| Set task |
Below are the records. Gather each line that holds "Read".

** Start Exercise inputs **

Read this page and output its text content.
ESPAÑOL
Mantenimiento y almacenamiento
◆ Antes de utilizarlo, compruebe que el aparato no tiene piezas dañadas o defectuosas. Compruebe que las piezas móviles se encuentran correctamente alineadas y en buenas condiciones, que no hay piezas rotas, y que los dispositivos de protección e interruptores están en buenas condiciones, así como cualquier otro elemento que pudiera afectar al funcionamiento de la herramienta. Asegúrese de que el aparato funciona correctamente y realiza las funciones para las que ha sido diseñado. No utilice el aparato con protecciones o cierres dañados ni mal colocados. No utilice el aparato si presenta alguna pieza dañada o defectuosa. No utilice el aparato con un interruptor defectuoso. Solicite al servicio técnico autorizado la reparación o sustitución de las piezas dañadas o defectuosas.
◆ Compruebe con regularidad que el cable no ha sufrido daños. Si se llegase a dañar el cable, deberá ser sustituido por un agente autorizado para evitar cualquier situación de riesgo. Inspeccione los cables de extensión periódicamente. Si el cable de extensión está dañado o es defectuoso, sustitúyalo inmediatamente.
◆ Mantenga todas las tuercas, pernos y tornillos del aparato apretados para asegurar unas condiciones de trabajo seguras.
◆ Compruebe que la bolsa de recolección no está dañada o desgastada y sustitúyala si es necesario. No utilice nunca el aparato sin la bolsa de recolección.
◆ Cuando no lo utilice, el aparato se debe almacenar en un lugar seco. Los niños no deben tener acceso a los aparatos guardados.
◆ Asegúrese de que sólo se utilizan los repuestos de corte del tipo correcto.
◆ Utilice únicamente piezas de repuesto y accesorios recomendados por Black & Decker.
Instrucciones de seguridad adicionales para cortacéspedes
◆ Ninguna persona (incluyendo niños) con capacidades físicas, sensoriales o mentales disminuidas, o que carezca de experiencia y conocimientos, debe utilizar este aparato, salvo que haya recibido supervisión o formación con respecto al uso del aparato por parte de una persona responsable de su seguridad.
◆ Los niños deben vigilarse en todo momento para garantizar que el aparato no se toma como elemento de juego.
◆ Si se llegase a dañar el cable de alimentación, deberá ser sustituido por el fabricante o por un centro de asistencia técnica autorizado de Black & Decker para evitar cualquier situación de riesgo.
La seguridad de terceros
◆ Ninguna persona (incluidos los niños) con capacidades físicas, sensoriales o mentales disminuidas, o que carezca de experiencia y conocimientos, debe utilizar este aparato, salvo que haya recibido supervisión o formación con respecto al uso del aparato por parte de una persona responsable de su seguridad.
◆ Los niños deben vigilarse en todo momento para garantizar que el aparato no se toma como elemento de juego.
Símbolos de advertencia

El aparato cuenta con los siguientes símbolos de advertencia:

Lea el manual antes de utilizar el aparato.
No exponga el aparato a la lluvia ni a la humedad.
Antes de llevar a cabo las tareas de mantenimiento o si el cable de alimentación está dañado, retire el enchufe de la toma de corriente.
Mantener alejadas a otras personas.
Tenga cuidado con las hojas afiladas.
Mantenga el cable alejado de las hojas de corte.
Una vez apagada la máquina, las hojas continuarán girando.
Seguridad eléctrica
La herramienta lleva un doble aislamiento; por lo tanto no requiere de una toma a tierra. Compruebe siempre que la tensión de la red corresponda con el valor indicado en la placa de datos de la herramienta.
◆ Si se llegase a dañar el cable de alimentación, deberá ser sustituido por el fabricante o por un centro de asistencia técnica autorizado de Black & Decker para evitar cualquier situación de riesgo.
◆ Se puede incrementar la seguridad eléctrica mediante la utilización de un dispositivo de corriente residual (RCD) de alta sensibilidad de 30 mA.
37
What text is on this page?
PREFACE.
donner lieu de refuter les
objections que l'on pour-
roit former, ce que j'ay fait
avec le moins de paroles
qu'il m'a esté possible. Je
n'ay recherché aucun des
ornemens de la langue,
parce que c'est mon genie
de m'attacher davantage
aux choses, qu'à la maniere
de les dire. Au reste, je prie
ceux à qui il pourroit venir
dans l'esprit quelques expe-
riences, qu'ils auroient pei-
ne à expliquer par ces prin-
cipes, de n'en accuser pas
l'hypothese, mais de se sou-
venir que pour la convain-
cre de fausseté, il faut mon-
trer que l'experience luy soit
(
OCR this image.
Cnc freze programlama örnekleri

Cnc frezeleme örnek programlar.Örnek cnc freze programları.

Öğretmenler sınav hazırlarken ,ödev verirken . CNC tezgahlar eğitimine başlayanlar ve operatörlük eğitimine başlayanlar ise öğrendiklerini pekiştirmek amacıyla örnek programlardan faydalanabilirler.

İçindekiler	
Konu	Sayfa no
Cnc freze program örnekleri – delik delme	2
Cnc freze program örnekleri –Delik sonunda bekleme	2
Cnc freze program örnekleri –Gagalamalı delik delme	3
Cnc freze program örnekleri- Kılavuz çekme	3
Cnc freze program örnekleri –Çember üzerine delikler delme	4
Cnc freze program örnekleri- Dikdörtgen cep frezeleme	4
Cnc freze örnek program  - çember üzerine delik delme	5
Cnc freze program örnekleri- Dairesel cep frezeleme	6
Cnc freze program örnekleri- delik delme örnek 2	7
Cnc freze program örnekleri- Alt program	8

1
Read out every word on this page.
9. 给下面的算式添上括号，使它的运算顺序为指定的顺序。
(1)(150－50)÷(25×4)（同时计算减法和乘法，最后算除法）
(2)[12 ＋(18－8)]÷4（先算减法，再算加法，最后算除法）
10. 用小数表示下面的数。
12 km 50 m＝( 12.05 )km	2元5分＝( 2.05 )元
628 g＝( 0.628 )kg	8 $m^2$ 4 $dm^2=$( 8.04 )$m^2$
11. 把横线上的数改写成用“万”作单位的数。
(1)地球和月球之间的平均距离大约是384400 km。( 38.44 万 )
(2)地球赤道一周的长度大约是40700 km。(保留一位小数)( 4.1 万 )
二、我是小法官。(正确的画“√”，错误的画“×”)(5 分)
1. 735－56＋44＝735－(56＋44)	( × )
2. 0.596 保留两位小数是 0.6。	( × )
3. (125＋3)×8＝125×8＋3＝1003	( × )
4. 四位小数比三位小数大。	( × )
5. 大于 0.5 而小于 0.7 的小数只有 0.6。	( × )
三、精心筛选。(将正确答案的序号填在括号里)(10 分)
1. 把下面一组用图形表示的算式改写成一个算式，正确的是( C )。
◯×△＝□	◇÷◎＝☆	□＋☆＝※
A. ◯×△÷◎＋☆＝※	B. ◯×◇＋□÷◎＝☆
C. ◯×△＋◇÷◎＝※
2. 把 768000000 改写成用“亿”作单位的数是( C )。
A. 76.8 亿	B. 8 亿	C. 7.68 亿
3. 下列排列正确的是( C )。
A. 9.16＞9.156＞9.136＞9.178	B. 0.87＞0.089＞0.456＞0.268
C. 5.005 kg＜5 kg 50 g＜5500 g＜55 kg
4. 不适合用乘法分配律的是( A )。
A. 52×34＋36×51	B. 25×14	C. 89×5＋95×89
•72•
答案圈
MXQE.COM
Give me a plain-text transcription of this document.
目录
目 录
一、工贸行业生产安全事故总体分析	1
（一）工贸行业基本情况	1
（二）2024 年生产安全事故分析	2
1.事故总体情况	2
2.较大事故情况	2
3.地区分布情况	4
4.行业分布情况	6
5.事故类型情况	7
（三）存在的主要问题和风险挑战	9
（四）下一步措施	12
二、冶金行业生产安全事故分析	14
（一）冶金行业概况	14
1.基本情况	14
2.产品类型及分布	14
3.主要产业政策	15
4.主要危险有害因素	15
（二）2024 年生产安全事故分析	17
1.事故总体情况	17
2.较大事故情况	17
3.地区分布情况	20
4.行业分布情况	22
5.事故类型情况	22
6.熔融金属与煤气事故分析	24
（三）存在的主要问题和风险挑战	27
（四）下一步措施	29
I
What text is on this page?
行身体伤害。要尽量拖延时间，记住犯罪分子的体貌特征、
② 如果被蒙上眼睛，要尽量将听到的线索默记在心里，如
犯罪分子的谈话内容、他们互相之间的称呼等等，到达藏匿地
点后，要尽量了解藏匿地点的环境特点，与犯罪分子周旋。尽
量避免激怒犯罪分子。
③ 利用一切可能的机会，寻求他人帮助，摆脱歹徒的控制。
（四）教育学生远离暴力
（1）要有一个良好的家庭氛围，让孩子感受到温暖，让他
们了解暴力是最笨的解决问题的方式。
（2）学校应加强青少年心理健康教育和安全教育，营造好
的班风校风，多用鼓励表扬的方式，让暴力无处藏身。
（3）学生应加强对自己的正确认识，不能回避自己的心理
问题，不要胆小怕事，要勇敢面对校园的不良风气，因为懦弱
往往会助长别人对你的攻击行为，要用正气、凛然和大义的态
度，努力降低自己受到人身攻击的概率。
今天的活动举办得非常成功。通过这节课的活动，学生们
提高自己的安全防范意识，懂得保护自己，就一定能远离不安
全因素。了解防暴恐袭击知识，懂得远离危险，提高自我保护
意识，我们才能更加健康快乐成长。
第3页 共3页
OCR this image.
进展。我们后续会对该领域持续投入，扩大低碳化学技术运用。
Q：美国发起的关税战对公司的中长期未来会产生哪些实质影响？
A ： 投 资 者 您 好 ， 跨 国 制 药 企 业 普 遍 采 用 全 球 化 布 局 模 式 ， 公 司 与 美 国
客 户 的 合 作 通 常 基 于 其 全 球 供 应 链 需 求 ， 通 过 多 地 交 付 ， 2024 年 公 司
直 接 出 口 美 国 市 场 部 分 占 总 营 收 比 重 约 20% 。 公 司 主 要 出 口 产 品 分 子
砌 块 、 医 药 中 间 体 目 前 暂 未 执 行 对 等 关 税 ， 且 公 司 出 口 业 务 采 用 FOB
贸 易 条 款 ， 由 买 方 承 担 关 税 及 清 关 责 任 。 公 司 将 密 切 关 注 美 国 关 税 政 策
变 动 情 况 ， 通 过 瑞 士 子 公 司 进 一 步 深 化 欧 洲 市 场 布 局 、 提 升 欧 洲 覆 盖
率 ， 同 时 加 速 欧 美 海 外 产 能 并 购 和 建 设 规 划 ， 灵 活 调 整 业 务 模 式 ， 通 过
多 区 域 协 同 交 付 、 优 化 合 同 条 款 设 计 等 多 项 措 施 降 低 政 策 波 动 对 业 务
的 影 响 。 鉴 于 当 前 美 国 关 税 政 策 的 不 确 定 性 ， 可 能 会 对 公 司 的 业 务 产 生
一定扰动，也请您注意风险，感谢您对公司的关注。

** End Exercise inputs **

| Result for this task |
Read this page and output its text content.
Read out every word on this page.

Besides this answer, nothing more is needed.